DIRECTIONS FOR THIS TASK: Repeat each entry as written, dropping any picture you find.

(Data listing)
= = =

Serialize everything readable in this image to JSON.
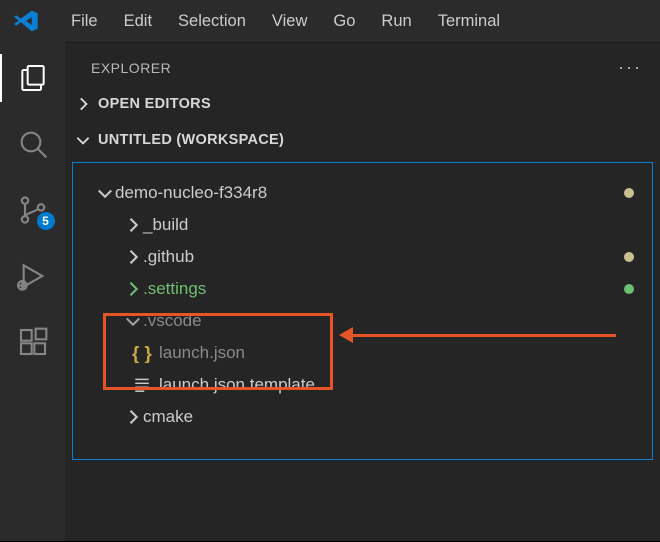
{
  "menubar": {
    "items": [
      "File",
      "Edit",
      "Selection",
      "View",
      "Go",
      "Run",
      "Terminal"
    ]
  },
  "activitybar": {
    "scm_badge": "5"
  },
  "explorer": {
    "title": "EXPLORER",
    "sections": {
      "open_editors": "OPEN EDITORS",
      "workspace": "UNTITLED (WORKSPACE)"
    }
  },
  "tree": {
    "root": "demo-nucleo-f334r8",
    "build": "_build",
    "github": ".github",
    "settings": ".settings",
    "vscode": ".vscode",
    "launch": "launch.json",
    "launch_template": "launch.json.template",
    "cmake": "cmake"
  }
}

= = =

EXPECTED ANSWER:
Serialize everything readable in this image to JSON.
{
  "menubar": {
    "items": [
      "File",
      "Edit",
      "Selection",
      "View",
      "Go",
      "Run",
      "Terminal"
    ]
  },
  "activitybar": {
    "scm_badge": "5"
  },
  "explorer": {
    "title": "EXPLORER",
    "sections": {
      "open_editors": "OPEN EDITORS",
      "workspace": "UNTITLED (WORKSPACE)"
    }
  },
  "tree": {
    "root": "demo-nucleo-f334r8",
    "build": "_build",
    "github": ".github",
    "settings": ".settings",
    "vscode": ".vscode",
    "launch": "launch.json",
    "launch_template": "launch.json.template",
    "cmake": "cmake"
  }
}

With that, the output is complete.